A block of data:
****
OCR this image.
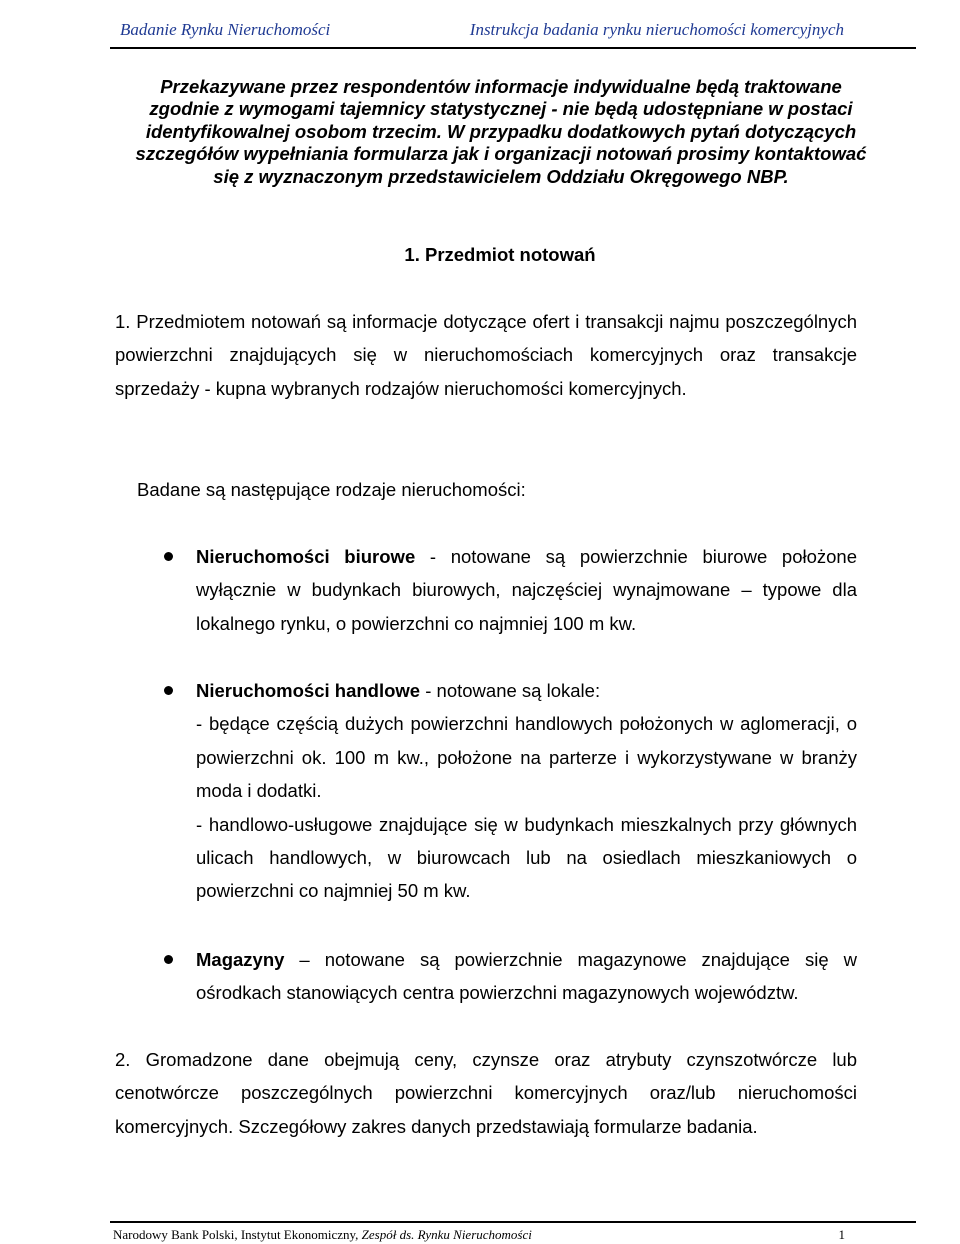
Badanie Rynku Nieruchomości	Instrukcja badania rynku nieruchomości komercyjnych
Przekazywane przez respondentów informacje indywidualne będą traktowane zgodnie z wymogami tajemnicy statystycznej - nie będą udostępniane w postaci identyfikowalnej osobom trzecim. W przypadku dodatkowych pytań dotyczących szczegółów wypełniania formularza jak i organizacji notowań prosimy kontaktować się z wyznaczonym przedstawicielem Oddziału Okręgowego NBP.
1. Przedmiot notowań
1. Przedmiotem notowań są informacje dotyczące ofert i transakcji najmu poszczególnych powierzchni znajdujących się w nieruchomościach komercyjnych oraz transakcje sprzedaży - kupna wybranych rodzajów nieruchomości komercyjnych.
Badane są następujące rodzaje nieruchomości:
Nieruchomości biurowe - notowane są powierzchnie biurowe położone wyłącznie w budynkach biurowych, najczęściej wynajmowane – typowe dla lokalnego rynku, o powierzchni co najmniej 100 m kw.
Nieruchomości handlowe - notowane są lokale:
- będące częścią dużych powierzchni handlowych położonych w aglomeracji, o powierzchni ok. 100 m kw., położone na parterze i wykorzystywane w branży moda i dodatki.
- handlowo-usługowe znajdujące się w budynkach mieszkalnych przy głównych ulicach handlowych, w biurowcach lub na osiedlach mieszkaniowych o powierzchni co najmniej 50 m kw.
Magazyny – notowane są powierzchnie magazynowe znajdujące się w ośrodkach stanowiących centra powierzchni magazynowych województw.
2. Gromadzone dane obejmują ceny, czynsze oraz atrybuty czynszotwórcze lub cenotwórcze poszczególnych powierzchni komercyjnych oraz/lub nieruchomości komercyjnych. Szczegółowy zakres danych przedstawiają formularze badania.
Narodowy Bank Polski, Instytut Ekonomiczny, Zespół ds. Rynku Nieruchomości	1
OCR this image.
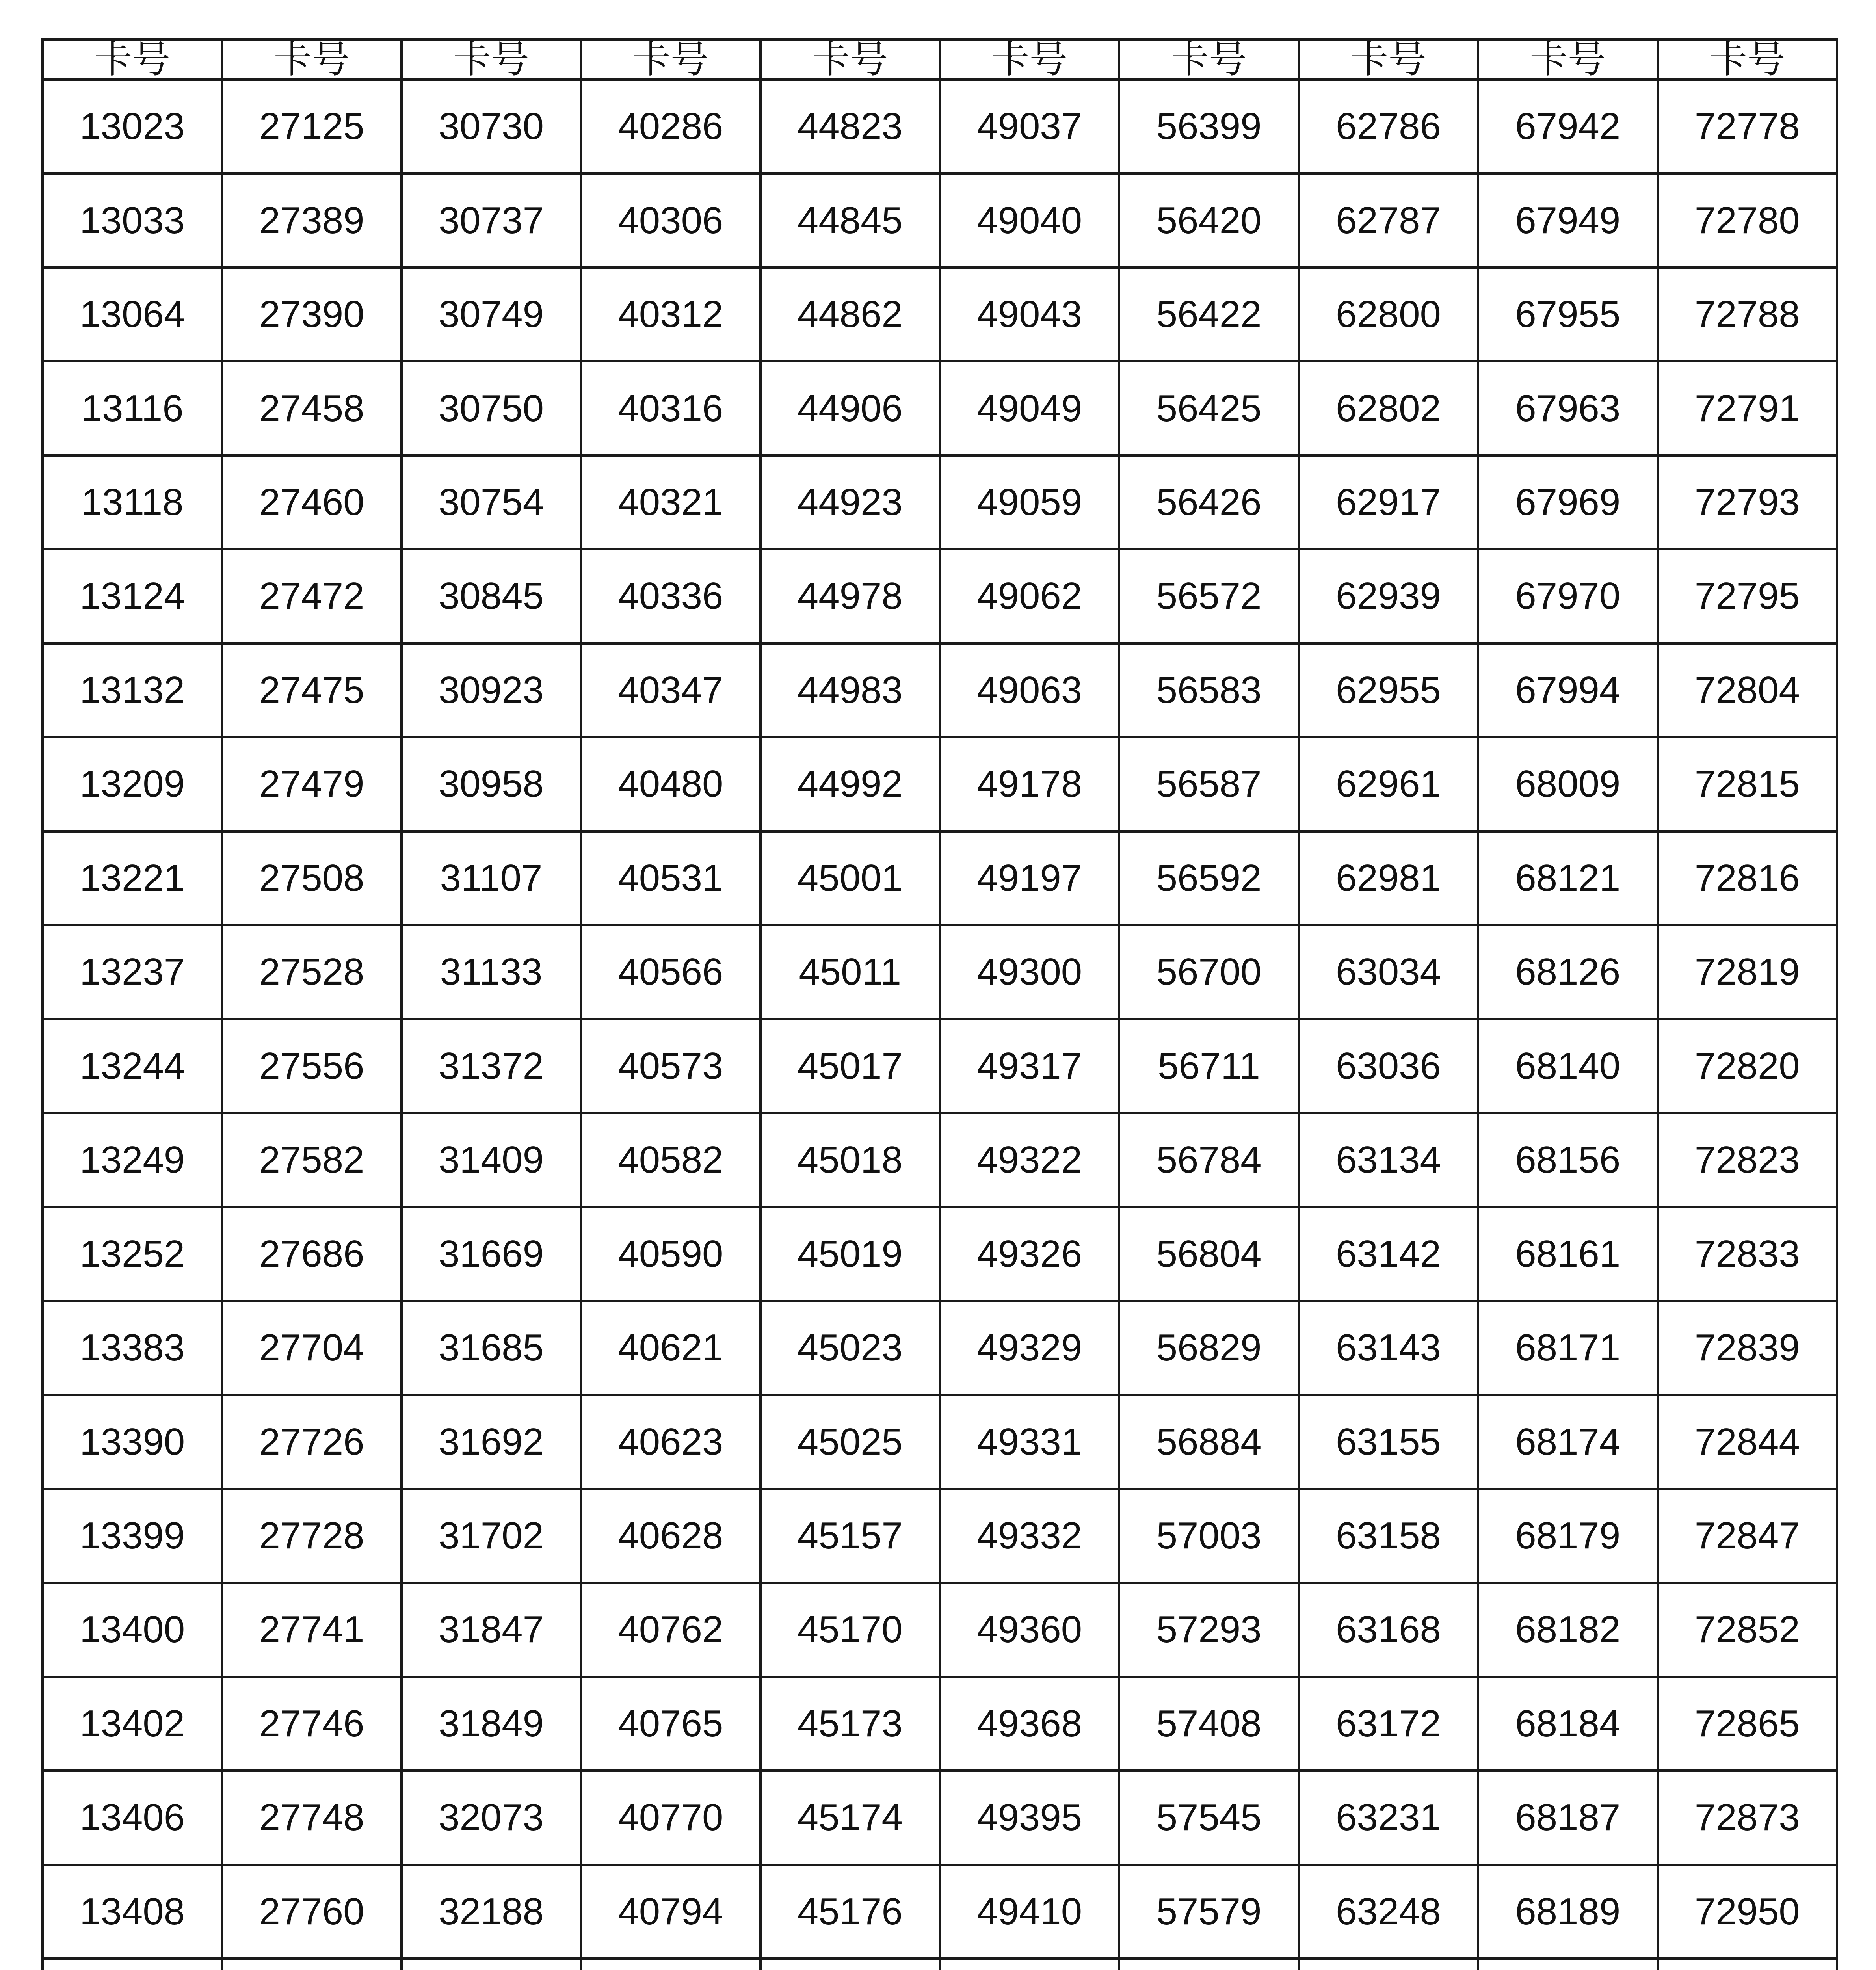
卡号	卡号	卡号	卡号	卡号	卡号	卡号	卡号	卡号	卡号
13023	27125	30730	40286	44823	49037	56399	62786	67942	72778
13033	27389	30737	40306	44845	49040	56420	62787	67949	72780
13064	27390	30749	40312	44862	49043	56422	62800	67955	72788
13116	27458	30750	40316	44906	49049	56425	62802	67963	72791
13118	27460	30754	40321	44923	49059	56426	62917	67969	72793
13124	27472	30845	40336	44978	49062	56572	62939	67970	72795
13132	27475	30923	40347	44983	49063	56583	62955	67994	72804
13209	27479	30958	40480	44992	49178	56587	62961	68009	72815
13221	27508	31107	40531	45001	49197	56592	62981	68121	72816
13237	27528	31133	40566	45011	49300	56700	63034	68126	72819
13244	27556	31372	40573	45017	49317	56711	63036	68140	72820
13249	27582	31409	40582	45018	49322	56784	63134	68156	72823
13252	27686	31669	40590	45019	49326	56804	63142	68161	72833
13383	27704	31685	40621	45023	49329	56829	63143	68171	72839
13390	27726	31692	40623	45025	49331	56884	63155	68174	72844
13399	27728	31702	40628	45157	49332	57003	63158	68179	72847
13400	27741	31847	40762	45170	49360	57293	63168	68182	72852
13402	27746	31849	40765	45173	49368	57408	63172	68184	72865
13406	27748	32073	40770	45174	49395	57545	63231	68187	72873
13408	27760	32188	40794	45176	49410	57579	63248	68189	72950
****
** INSTRUCTIONS FOR THE TASK **
From the entries above, list each line with "znajdujące" in it.

** EXERCISE SOLUTION **
- handlowo-usługowe znajdujące się w budynkach mieszkalnych przy głównych ulicach handlowych, w biurowcach lub na osiedlach mieszkaniowych o powierzchni co najmniej 50 m kw.
Magazyny – notowane są powierzchnie magazynowe znajdujące się w ośrodkach stanowiących centra powierzchni magazynowych województw.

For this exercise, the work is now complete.